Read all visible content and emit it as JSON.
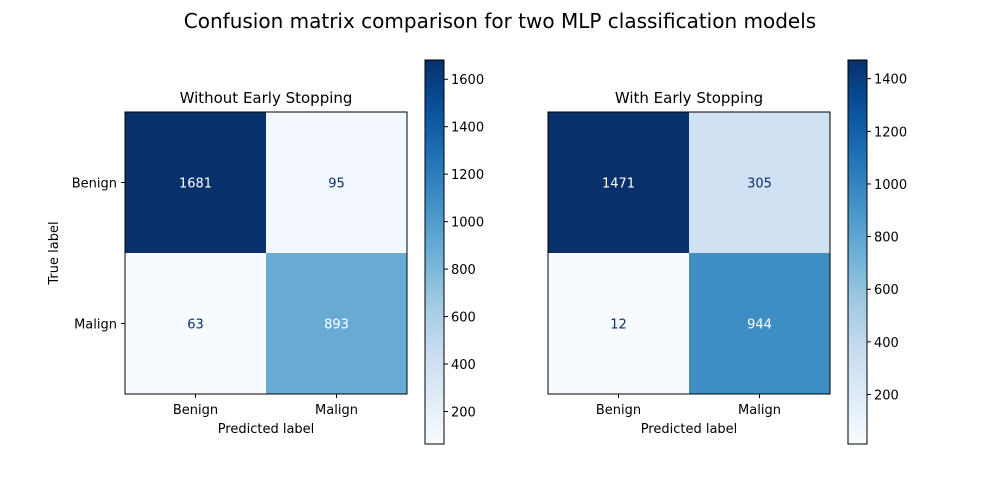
{
  "figure": {
    "suptitle": "Confusion matrix comparison for two MLP classification models"
  },
  "colormap": {
    "name": "Blues",
    "stops": [
      "#f7fbff",
      "#deebf7",
      "#c6dbef",
      "#9ecae1",
      "#6baed6",
      "#4292c6",
      "#2171b5",
      "#08519c",
      "#08306b"
    ],
    "text_light": "#ffffff",
    "text_dark": "#08306b"
  },
  "chart_data": [
    {
      "type": "heatmap",
      "title": "Without Early Stopping",
      "xlabel": "Predicted label",
      "ylabel": "True label",
      "x_categories": [
        "Benign",
        "Malign"
      ],
      "y_categories": [
        "Benign",
        "Malign"
      ],
      "values": [
        [
          1681,
          95
        ],
        [
          63,
          893
        ]
      ],
      "color_range": [
        63,
        1681
      ],
      "colorbar_ticks": [
        200,
        400,
        600,
        800,
        1000,
        1200,
        1400,
        1600
      ]
    },
    {
      "type": "heatmap",
      "title": "With Early Stopping",
      "xlabel": "Predicted label",
      "ylabel": "",
      "x_categories": [
        "Benign",
        "Malign"
      ],
      "y_categories": [],
      "values": [
        [
          1471,
          305
        ],
        [
          12,
          944
        ]
      ],
      "color_range": [
        12,
        1471
      ],
      "colorbar_ticks": [
        200,
        400,
        600,
        800,
        1000,
        1200,
        1400
      ]
    }
  ]
}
#####
Objective
Leave out the pictures and restate everything else word for word.

Answer to the task
Read all visible content and emit it as JSON.
{
  "figure": {
    "suptitle": "Confusion matrix comparison for two MLP classification models"
  },
  "colormap": {
    "name": "Blues",
    "stops": [
      "#f7fbff",
      "#deebf7",
      "#c6dbef",
      "#9ecae1",
      "#6baed6",
      "#4292c6",
      "#2171b5",
      "#08519c",
      "#08306b"
    ],
    "text_light": "#ffffff",
    "text_dark": "#08306b"
  },
  "chart_data": [
    {
      "type": "heatmap",
      "title": "Without Early Stopping",
      "xlabel": "Predicted label",
      "ylabel": "True label",
      "x_categories": [
        "Benign",
        "Malign"
      ],
      "y_categories": [
        "Benign",
        "Malign"
      ],
      "values": [
        [
          1681,
          95
        ],
        [
          63,
          893
        ]
      ],
      "color_range": [
        63,
        1681
      ],
      "colorbar_ticks": [
        200,
        400,
        600,
        800,
        1000,
        1200,
        1400,
        1600
      ]
    },
    {
      "type": "heatmap",
      "title": "With Early Stopping",
      "xlabel": "Predicted label",
      "ylabel": "",
      "x_categories": [
        "Benign",
        "Malign"
      ],
      "y_categories": [],
      "values": [
        [
          1471,
          305
        ],
        [
          12,
          944
        ]
      ],
      "color_range": [
        12,
        1471
      ],
      "colorbar_ticks": [
        200,
        400,
        600,
        800,
        1000,
        1200,
        1400
      ]
    }
  ]
}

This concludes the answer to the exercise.